__Aim of the exercise__. Present every line in which the string "Engineers" appears.

[Figure dataset records]
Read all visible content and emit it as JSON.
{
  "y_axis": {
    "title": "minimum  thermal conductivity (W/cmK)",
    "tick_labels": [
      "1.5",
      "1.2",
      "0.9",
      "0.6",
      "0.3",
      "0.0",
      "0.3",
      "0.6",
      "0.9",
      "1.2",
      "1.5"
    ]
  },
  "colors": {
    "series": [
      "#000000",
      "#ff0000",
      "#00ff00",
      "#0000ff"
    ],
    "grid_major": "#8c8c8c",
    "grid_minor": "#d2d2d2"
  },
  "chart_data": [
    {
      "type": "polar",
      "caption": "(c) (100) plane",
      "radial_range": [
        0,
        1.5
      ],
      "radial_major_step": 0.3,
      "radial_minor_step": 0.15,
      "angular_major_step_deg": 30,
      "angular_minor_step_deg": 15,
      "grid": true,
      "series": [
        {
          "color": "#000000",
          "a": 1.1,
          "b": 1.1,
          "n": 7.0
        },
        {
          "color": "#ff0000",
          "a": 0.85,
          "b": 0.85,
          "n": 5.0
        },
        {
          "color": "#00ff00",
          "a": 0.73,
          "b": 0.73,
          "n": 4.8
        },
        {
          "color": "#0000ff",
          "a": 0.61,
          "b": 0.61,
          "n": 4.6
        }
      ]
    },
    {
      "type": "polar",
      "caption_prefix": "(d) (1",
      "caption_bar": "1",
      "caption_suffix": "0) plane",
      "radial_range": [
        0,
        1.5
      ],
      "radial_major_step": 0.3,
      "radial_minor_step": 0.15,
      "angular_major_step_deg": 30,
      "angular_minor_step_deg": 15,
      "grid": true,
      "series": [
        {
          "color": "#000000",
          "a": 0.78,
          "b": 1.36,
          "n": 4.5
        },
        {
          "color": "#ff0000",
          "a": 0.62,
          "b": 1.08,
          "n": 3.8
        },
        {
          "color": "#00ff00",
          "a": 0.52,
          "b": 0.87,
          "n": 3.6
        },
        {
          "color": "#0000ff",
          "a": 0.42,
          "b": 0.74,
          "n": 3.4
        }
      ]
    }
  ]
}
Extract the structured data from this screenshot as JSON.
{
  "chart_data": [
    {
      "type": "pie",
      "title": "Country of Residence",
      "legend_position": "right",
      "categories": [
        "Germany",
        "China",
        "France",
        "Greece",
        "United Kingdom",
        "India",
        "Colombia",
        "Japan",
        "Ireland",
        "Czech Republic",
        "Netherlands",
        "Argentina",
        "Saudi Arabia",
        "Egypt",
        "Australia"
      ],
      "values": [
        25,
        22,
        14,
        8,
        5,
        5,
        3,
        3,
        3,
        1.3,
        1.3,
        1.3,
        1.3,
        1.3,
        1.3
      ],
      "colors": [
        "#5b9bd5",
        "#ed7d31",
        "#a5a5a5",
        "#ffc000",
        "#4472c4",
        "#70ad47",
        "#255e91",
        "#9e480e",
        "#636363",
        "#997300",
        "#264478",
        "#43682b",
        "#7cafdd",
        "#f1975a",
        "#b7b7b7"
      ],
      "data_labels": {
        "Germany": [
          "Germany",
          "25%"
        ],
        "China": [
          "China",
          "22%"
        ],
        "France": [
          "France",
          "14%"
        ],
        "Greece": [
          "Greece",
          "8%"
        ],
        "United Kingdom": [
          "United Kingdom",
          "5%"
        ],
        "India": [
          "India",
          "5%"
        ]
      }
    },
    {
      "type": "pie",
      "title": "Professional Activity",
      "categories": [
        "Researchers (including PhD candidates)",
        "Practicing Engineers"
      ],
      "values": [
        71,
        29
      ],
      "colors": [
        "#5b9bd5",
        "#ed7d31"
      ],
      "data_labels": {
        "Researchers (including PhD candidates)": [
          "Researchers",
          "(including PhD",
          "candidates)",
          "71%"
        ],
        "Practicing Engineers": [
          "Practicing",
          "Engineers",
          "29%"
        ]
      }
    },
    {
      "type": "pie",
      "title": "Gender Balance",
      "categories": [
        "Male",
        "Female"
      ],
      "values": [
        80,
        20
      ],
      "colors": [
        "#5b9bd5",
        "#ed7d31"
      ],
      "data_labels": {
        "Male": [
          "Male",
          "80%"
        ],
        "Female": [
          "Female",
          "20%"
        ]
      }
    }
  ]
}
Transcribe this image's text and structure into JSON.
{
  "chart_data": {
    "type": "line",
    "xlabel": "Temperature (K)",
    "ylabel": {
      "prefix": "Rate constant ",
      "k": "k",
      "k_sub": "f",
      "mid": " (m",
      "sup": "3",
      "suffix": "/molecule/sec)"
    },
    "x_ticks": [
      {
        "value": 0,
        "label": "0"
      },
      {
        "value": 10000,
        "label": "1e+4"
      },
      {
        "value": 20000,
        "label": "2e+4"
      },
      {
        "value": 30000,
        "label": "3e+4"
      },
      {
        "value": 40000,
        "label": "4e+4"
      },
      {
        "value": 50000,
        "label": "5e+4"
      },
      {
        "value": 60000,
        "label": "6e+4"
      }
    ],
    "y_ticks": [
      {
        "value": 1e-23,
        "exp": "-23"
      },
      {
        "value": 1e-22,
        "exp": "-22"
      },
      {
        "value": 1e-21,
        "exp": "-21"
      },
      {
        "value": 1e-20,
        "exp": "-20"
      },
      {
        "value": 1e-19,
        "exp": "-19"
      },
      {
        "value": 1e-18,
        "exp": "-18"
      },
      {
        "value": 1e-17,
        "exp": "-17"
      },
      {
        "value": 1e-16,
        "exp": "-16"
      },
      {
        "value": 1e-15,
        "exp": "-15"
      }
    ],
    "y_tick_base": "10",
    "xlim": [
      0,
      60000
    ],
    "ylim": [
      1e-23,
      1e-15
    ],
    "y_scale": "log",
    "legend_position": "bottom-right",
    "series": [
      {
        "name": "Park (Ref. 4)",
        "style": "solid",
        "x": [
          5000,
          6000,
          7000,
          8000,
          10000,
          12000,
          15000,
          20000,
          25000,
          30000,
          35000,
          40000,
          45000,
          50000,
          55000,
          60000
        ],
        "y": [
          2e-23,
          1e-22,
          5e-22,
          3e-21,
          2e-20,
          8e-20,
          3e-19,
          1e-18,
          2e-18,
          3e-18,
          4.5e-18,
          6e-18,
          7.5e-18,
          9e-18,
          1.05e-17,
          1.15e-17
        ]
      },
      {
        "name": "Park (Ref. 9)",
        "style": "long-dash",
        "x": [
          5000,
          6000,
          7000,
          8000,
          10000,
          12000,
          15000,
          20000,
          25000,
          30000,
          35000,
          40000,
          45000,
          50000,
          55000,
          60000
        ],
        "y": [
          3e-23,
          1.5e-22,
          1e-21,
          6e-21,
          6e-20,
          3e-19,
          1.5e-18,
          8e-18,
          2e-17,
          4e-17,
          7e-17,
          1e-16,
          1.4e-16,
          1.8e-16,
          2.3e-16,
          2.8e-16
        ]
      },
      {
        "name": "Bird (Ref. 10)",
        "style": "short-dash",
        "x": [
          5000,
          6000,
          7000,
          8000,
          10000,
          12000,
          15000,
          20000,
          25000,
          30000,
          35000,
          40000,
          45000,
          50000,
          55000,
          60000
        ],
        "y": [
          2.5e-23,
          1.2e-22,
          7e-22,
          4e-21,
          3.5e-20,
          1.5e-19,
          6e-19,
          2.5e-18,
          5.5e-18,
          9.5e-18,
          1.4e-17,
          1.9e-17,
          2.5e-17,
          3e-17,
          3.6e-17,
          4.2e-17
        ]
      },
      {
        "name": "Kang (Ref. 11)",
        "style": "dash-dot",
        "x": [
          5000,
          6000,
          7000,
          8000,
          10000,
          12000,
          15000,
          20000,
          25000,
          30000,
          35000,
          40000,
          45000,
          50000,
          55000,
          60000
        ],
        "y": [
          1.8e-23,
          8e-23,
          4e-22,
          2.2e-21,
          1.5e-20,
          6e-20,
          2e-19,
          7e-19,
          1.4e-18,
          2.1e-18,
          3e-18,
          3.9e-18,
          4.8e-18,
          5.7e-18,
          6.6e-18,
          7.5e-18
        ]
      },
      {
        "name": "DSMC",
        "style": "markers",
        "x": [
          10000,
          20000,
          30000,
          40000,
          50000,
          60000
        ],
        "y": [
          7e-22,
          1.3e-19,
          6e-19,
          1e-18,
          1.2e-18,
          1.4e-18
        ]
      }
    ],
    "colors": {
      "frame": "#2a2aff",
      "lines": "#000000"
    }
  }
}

__Exercise response__.
        "Practicing Engineers"
        "Practicing Engineers": [
          "Engineers",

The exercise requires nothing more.